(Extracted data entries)
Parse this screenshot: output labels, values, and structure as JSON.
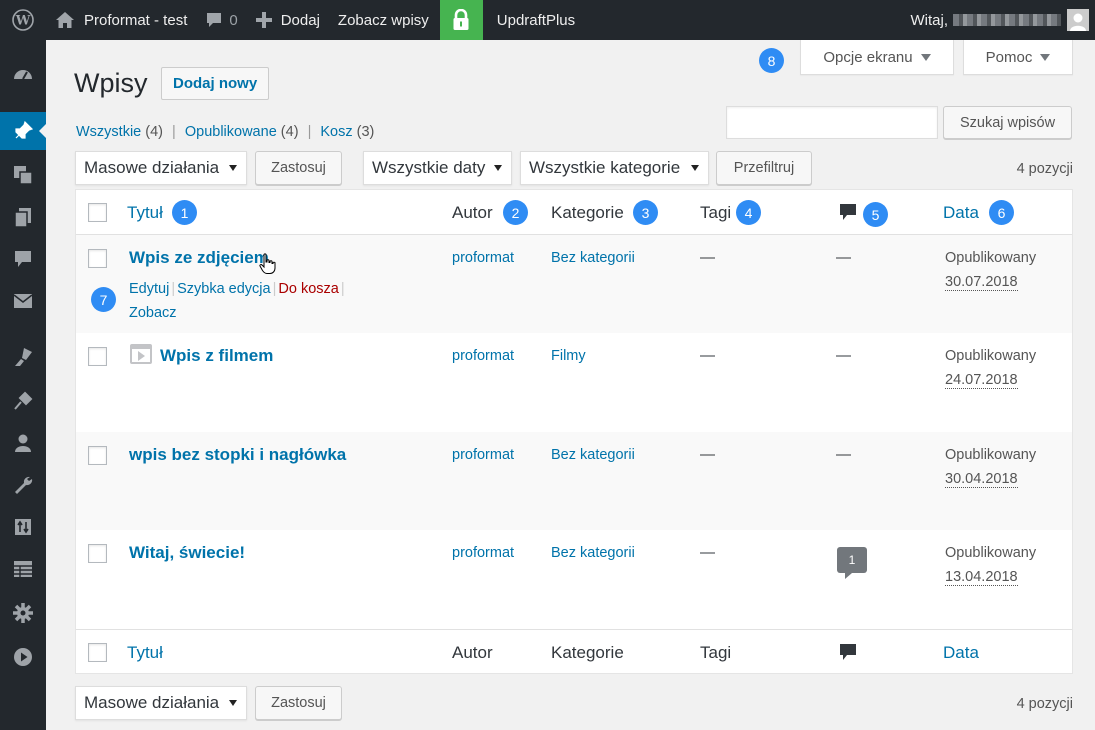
{
  "adminbar": {
    "site_name": "Proformat - test",
    "comments_count": "0",
    "add_label": "Dodaj",
    "view_posts": "Zobacz wpisy",
    "plugin": "UpdraftPlus",
    "greeting": "Witaj,"
  },
  "sidebar": {
    "icons": [
      "dashboard-icon",
      "posts-icon",
      "media-icon",
      "pages-icon",
      "comments-icon",
      "mail-icon",
      "appearance-icon",
      "plugins-icon",
      "users-icon",
      "tools-icon",
      "import-export-icon",
      "table-icon",
      "settings-icon",
      "play-icon"
    ]
  },
  "screen_options": {
    "label": "Opcje ekranu"
  },
  "help": {
    "label": "Pomoc"
  },
  "page": {
    "title": "Wpisy",
    "add_new": "Dodaj nowy"
  },
  "filters": {
    "all": "Wszystkie",
    "all_count": "(4)",
    "published": "Opublikowane",
    "published_count": "(4)",
    "trash": "Kosz",
    "trash_count": "(3)"
  },
  "search": {
    "placeholder": "",
    "button": "Szukaj wpisów"
  },
  "bulk": {
    "label": "Masowe działania",
    "apply": "Zastosuj"
  },
  "dates": {
    "label": "Wszystkie daty"
  },
  "categories_filter": {
    "label": "Wszystkie kategorie"
  },
  "filter_button": "Przefiltruj",
  "items_count": "4 pozycji",
  "columns": {
    "title": "Tytuł",
    "author": "Autor",
    "categories": "Kategorie",
    "tags": "Tagi",
    "date": "Data"
  },
  "markers": [
    "1",
    "2",
    "3",
    "4",
    "5",
    "6",
    "7",
    "8"
  ],
  "row_actions": {
    "edit": "Edytuj",
    "quick_edit": "Szybka edycja",
    "trash": "Do kosza",
    "view": "Zobacz"
  },
  "posts": [
    {
      "title": "Wpis ze zdjęciem",
      "author": "proformat",
      "category": "Bez kategorii",
      "tags": "—",
      "comments": "—",
      "status": "Opublikowany",
      "date": "30.07.2018"
    },
    {
      "title": "Wpis z filmem",
      "author": "proformat",
      "category": "Filmy",
      "tags": "—",
      "comments": "—",
      "status": "Opublikowany",
      "date": "24.07.2018"
    },
    {
      "title": "wpis bez stopki i nagłówka",
      "author": "proformat",
      "category": "Bez kategorii",
      "tags": "—",
      "comments": "—",
      "status": "Opublikowany",
      "date": "30.04.2018"
    },
    {
      "title": "Witaj, świecie!",
      "author": "proformat",
      "category": "Bez kategorii",
      "tags": "—",
      "comments": "1",
      "status": "Opublikowany",
      "date": "13.04.2018"
    }
  ],
  "colors": {
    "accent": "#0073aa",
    "adminbar": "#23282d",
    "marker": "#2f8cf4",
    "lock": "#46b450"
  }
}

=== Stated task ===
Identify the lines that contain the string "Wszystkie", and copy every one of them.

=== Solution ===
    "all": "Wszystkie",
    "label": "Wszystkie daty"
    "label": "Wszystkie kategorie"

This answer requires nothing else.